* STATED TASK:
Print the listing below exactly.

* Data records:

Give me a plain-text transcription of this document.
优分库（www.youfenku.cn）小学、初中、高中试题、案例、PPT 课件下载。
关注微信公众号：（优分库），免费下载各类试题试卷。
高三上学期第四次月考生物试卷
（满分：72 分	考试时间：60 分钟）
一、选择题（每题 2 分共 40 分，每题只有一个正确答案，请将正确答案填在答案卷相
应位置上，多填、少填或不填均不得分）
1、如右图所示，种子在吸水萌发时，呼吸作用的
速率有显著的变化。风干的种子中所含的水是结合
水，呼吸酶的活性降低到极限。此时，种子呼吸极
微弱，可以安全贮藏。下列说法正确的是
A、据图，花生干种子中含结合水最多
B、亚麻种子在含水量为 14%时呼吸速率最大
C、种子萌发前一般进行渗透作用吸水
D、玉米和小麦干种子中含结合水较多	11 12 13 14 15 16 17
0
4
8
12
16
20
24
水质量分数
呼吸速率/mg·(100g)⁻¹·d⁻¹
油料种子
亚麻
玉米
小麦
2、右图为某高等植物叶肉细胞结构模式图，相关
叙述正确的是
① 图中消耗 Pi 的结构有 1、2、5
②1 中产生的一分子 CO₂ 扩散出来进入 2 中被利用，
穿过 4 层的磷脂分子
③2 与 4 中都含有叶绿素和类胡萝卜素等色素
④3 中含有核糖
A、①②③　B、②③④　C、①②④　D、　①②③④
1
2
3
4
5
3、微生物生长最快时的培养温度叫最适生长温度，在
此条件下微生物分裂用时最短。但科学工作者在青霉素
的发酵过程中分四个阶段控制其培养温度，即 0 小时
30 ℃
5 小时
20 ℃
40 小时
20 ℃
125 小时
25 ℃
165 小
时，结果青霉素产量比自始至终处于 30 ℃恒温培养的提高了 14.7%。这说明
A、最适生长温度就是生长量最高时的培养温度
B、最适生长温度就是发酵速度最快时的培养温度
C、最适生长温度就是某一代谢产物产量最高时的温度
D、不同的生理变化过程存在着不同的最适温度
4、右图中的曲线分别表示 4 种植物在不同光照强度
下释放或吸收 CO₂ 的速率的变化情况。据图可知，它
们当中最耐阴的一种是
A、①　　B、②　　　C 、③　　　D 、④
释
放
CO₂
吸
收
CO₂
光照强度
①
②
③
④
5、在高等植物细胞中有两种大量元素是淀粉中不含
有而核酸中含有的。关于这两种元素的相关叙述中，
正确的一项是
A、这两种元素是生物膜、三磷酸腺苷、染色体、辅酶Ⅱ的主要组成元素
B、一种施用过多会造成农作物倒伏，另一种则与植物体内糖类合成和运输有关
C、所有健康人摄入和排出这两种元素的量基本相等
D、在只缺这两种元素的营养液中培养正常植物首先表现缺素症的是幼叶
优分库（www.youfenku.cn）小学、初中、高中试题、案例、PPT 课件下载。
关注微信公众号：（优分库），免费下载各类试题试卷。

* ANSWER:
Give me a plain-text transcription of this document.
优分库（www.youfenku.cn）小学、初中、高中试题、案例、PPT 课件下载。
关注微信公众号：（优分库），免费下载各类试题试卷。
高三上学期第四次月考生物试卷
（满分：72 分	考试时间：60 分钟）
一、选择题（每题 2 分共 40 分，每题只有一个正确答案，请将正确答案填在答案卷相
应位置上，多填、少填或不填均不得分）
1、如右图所示，种子在吸水萌发时，呼吸作用的
速率有显著的变化。风干的种子中所含的水是结合
水，呼吸酶的活性降低到极限。此时，种子呼吸极
微弱，可以安全贮藏。下列说法正确的是
A、据图，花生干种子中含结合水最多
B、亚麻种子在含水量为 14%时呼吸速率最大
C、种子萌发前一般进行渗透作用吸水
D、玉米和小麦干种子中含结合水较多	11 12 13 14 15 16 17
0
4
8
12
16
20
24
水质量分数
呼吸速率/mg·(100g)⁻¹·d⁻¹
油料种子
亚麻
玉米
小麦
2、右图为某高等植物叶肉细胞结构模式图，相关
叙述正确的是
① 图中消耗 Pi 的结构有 1、2、5
②1 中产生的一分子 CO₂ 扩散出来进入 2 中被利用，
穿过 4 层的磷脂分子
③2 与 4 中都含有叶绿素和类胡萝卜素等色素
④3 中含有核糖
A、①②③　B、②③④　C、①②④　D、　①②③④
1
2
3
4
5
3、微生物生长最快时的培养温度叫最适生长温度，在
此条件下微生物分裂用时最短。但科学工作者在青霉素
的发酵过程中分四个阶段控制其培养温度，即 0 小时
30 ℃
5 小时
20 ℃
40 小时
20 ℃
125 小时
25 ℃
165 小
时，结果青霉素产量比自始至终处于 30 ℃恒温培养的提高了 14.7%。这说明
A、最适生长温度就是生长量最高时的培养温度
B、最适生长温度就是发酵速度最快时的培养温度
C、最适生长温度就是某一代谢产物产量最高时的温度
D、不同的生理变化过程存在着不同的最适温度
4、右图中的曲线分别表示 4 种植物在不同光照强度
下释放或吸收 CO₂ 的速率的变化情况。据图可知，它
们当中最耐阴的一种是
A、①　　B、②　　　C 、③　　　D 、④
释
放
CO₂
吸
收
CO₂
光照强度
①
②
③
④
5、在高等植物细胞中有两种大量元素是淀粉中不含
有而核酸中含有的。关于这两种元素的相关叙述中，
正确的一项是
A、这两种元素是生物膜、三磷酸腺苷、染色体、辅酶Ⅱ的主要组成元素
B、一种施用过多会造成农作物倒伏，另一种则与植物体内糖类合成和运输有关
C、所有健康人摄入和排出这两种元素的量基本相等
D、在只缺这两种元素的营养液中培养正常植物首先表现缺素症的是幼叶
优分库（www.youfenku.cn）小学、初中、高中试题、案例、PPT 课件下载。
关注微信公众号：（优分库），免费下载各类试题试卷。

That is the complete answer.